Task to carry out
Only the text belongs in the copy. Transcribe the data exactly and drop any pictures.

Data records
•••

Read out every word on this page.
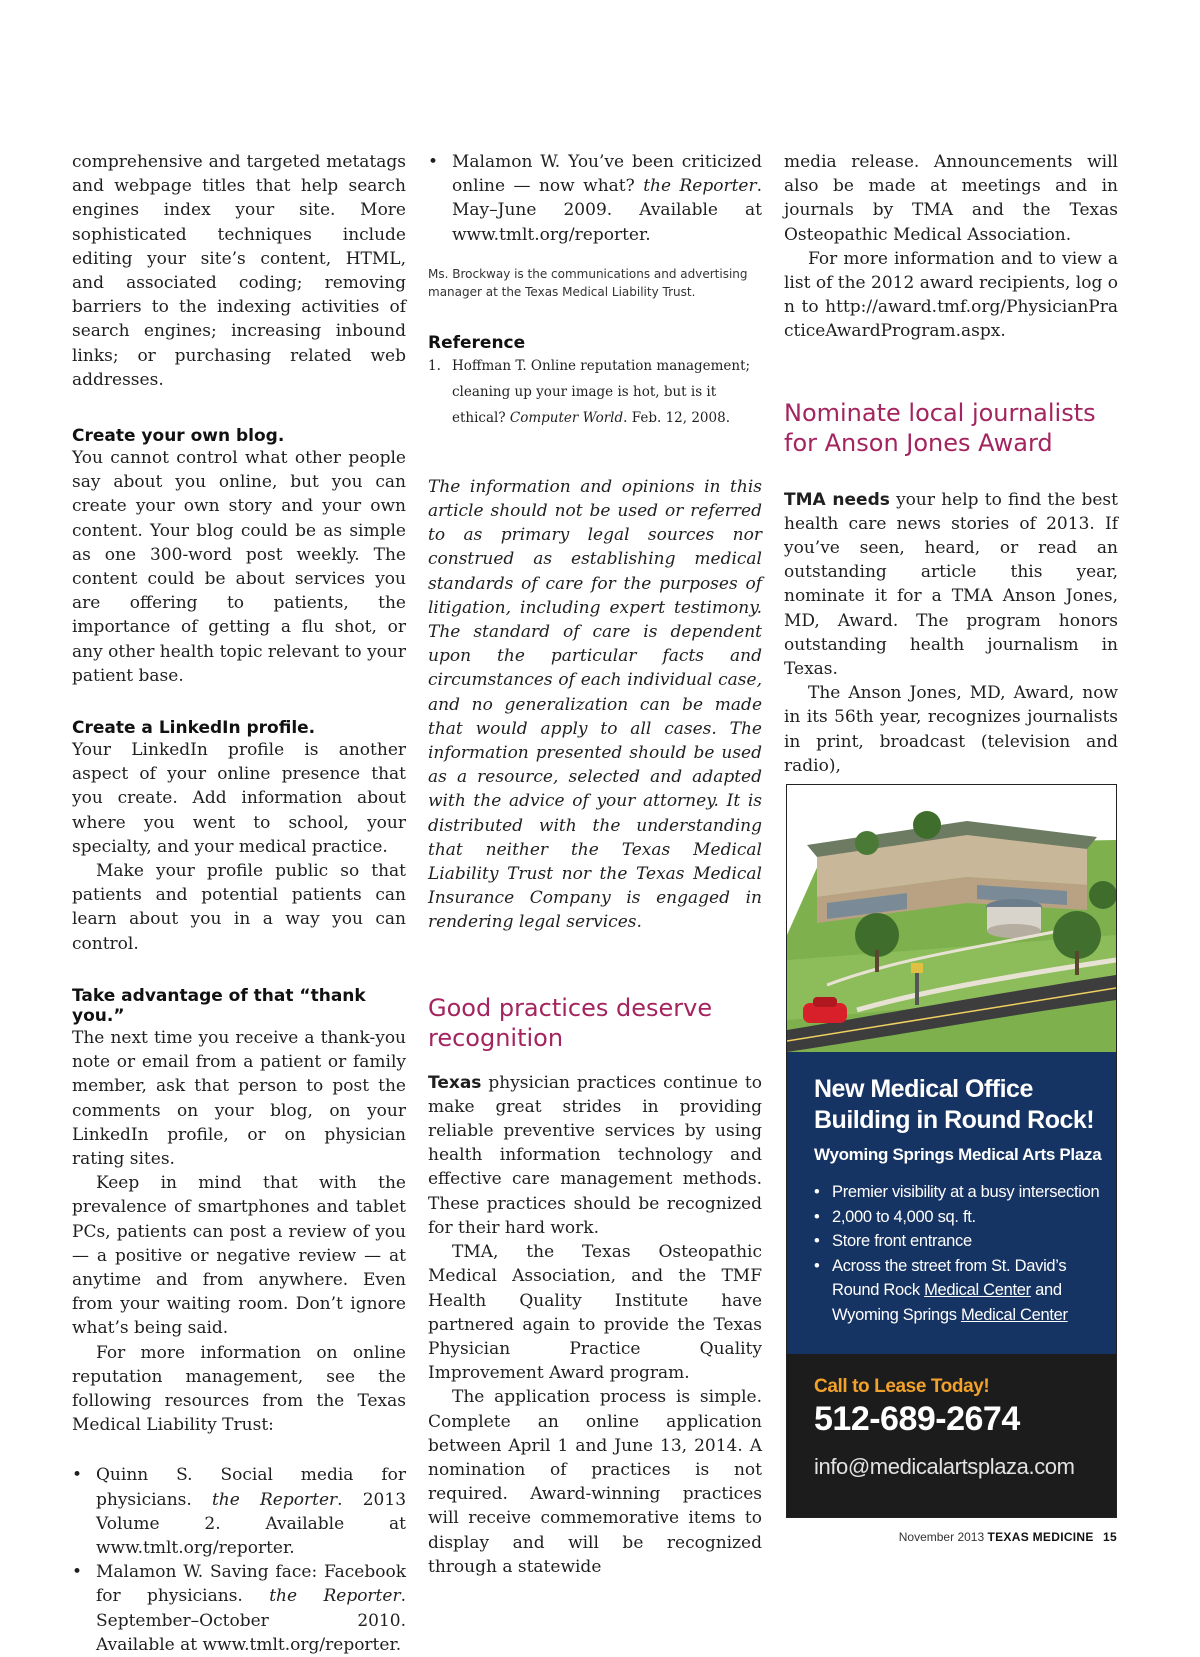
comprehensive and targeted metatags and webpage titles that help search engines index your site. More sophisticated techniques include editing your site’s content, HTML, and associated coding; removing barriers to the indexing activities of search engines; increasing inbound links; or purchasing related web addresses.

Create your own blog.

You cannot control what other people say about you online, but you can create your own story and your own content. Your blog could be as simple as one 300-word post weekly. The content could be about services you are offering to patients, the importance of getting a flu shot, or any other health topic relevant to your patient base.

Create a LinkedIn profile.

Your LinkedIn profile is another aspect of your online presence that you create. Add information about where you went to school, your specialty, and your medical practice.

Make your profile public so that patients and potential patients can learn about you in a way you can control.

Take advantage of that “thank you.”

The next time you receive a thank-you note or email from a patient or family member, ask that person to post the comments on your blog, on your LinkedIn profile, or on physician rating sites.

Keep in mind that with the prevalence of smartphones and tablet PCs, patients can post a review of you — a positive or negative review — at anytime and from anywhere. Even from your waiting room. Don’t ignore what’s being said.

For more information on online reputation management, see the following resources from the Texas Medical Liability Trust:

• Quinn S. Social media for physicians. the Reporter. 2013 Volume 2. Available at www.tmlt.org/reporter.
• Malamon W. Saving face: Facebook for physicians. the Reporter. September–October 2010. Available at www.tmlt.org/reporter.
• Malamon W. You’ve been criticized online — now what? the Reporter. May–June 2009. Available at www.tmlt.org/reporter.

Ms. Brockway is the communications and advertising manager at the Texas Medical Liability Trust.

Reference

1. Hoffman T. Online reputation management; cleaning up your image is hot, but is it ethical? Computer World. Feb. 12, 2008.

The information and opinions in this article should not be used or referred to as primary legal sources nor construed as establishing medical standards of care for the purposes of litigation, including expert testimony. The standard of care is dependent upon the particular facts and circumstances of each individual case, and no generalization can be made that would apply to all cases. The information presented should be used as a resource, selected and adapted with the advice of your attorney. It is distributed with the understanding that neither the Texas Medical Liability Trust nor the Texas Medical Insurance Company is engaged in rendering legal services.

Good practices deserve recognition

Texas physician practices continue to make great strides in providing reliable preventive services by using health information technology and effective care management methods. These practices should be recognized for their hard work.

TMA, the Texas Osteopathic Medical Association, and the TMF Health Quality Institute have partnered again to provide the Texas Physician Practice Quality Improvement Award program.

The application process is simple. Complete an online application between April 1 and June 13, 2014. A nomination of practices is not required. Award-winning practices will receive commemorative items to display and will be recognized through a statewide

media release. Announcements will also be made at meetings and in journals by TMA and the Texas Osteopathic Medical Association.

For more information and to view a list of the 2012 award recipients, log on to http://award.tmf.org/PhysicianPracticeAwardProgram.aspx.

Nominate local journalists for Anson Jones Award

TMA needs your help to find the best health care news stories of 2013. If you’ve seen, heard, or read an outstanding article this year, nominate it for a TMA Anson Jones, MD, Award. The program honors outstanding health journalism in Texas.

The Anson Jones, MD, Award, now in its 56th year, recognizes journalists in print, broadcast (television and radio),

New Medical Office Building in Round Rock!

Wyoming Springs Medical Arts Plaza

• Premier visibility at a busy intersection
• 2,000 to 4,000 sq. ft.
• Store front entrance
• Across the street from St. David’s Round Rock Medical Center and Wyoming Springs Medical Center

Call to Lease Today!

512-689-2674

info@medicalartsplaza.com

November 2013 TEXAS MEDICINE 15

•••

Answer for the task
Read out every word on this page.
comprehensive and targeted metatags and webpage titles that help search engines index your site. More sophisticated techniques include editing your site’s content, HTML, and associated coding; removing barriers to the indexing activities of search engines; increasing inbound links; or purchasing related web addresses.

Create your own blog.

You cannot control what other people say about you online, but you can create your own story and your own content. Your blog could be as simple as one 300-word post weekly. The content could be about services you are offering to patients, the importance of getting a flu shot, or any other health topic relevant to your patient base.

Create a LinkedIn profile.

Your LinkedIn profile is another aspect of your online presence that you create. Add information about where you went to school, your specialty, and your medical practice.

Make your profile public so that patients and potential patients can learn about you in a way you can control.

Take advantage of that “thank you.”

The next time you receive a thank-you note or email from a patient or family member, ask that person to post the comments on your blog, on your LinkedIn profile, or on physician rating sites.

Keep in mind that with the prevalence of smartphones and tablet PCs, patients can post a review of you — a positive or negative review — at anytime and from anywhere. Even from your waiting room. Don’t ignore what’s being said.

For more information on online reputation management, see the following resources from the Texas Medical Liability Trust:

• Quinn S. Social media for physicians. the Reporter. 2013 Volume 2. Available at www.tmlt.org/reporter.
• Malamon W. Saving face: Facebook for physicians. the Reporter. September–October 2010. Available at www.tmlt.org/reporter.
• Malamon W. You’ve been criticized online — now what? the Reporter. May–June 2009. Available at www.tmlt.org/reporter.

Ms. Brockway is the communications and advertising manager at the Texas Medical Liability Trust.

Reference

1. Hoffman T. Online reputation management; cleaning up your image is hot, but is it ethical? Computer World. Feb. 12, 2008.

The information and opinions in this article should not be used or referred to as primary legal sources nor construed as establishing medical standards of care for the purposes of litigation, including expert testimony. The standard of care is dependent upon the particular facts and circumstances of each individual case, and no generalization can be made that would apply to all cases. The information presented should be used as a resource, selected and adapted with the advice of your attorney. It is distributed with the understanding that neither the Texas Medical Liability Trust nor the Texas Medical Insurance Company is engaged in rendering legal services.

Good practices deserve recognition

Texas physician practices continue to make great strides in providing reliable preventive services by using health information technology and effective care management methods. These practices should be recognized for their hard work.

TMA, the Texas Osteopathic Medical Association, and the TMF Health Quality Institute have partnered again to provide the Texas Physician Practice Quality Improvement Award program.

The application process is simple. Complete an online application between April 1 and June 13, 2014. A nomination of practices is not required. Award-winning practices will receive commemorative items to display and will be recognized through a statewide

media release. Announcements will also be made at meetings and in journals by TMA and the Texas Osteopathic Medical Association.

For more information and to view a list of the 2012 award recipients, log on to http://award.tmf.org/PhysicianPracticeAwardProgram.aspx.

Nominate local journalists for Anson Jones Award

TMA needs your help to find the best health care news stories of 2013. If you’ve seen, heard, or read an outstanding article this year, nominate it for a TMA Anson Jones, MD, Award. The program honors outstanding health journalism in Texas.

The Anson Jones, MD, Award, now in its 56th year, recognizes journalists in print, broadcast (television and radio),

New Medical Office Building in Round Rock!

Wyoming Springs Medical Arts Plaza

• Premier visibility at a busy intersection
• 2,000 to 4,000 sq. ft.
• Store front entrance
• Across the street from St. David’s Round Rock Medical Center and Wyoming Springs Medical Center

Call to Lease Today!

512-689-2674

info@medicalartsplaza.com

November 2013 TEXAS MEDICINE 15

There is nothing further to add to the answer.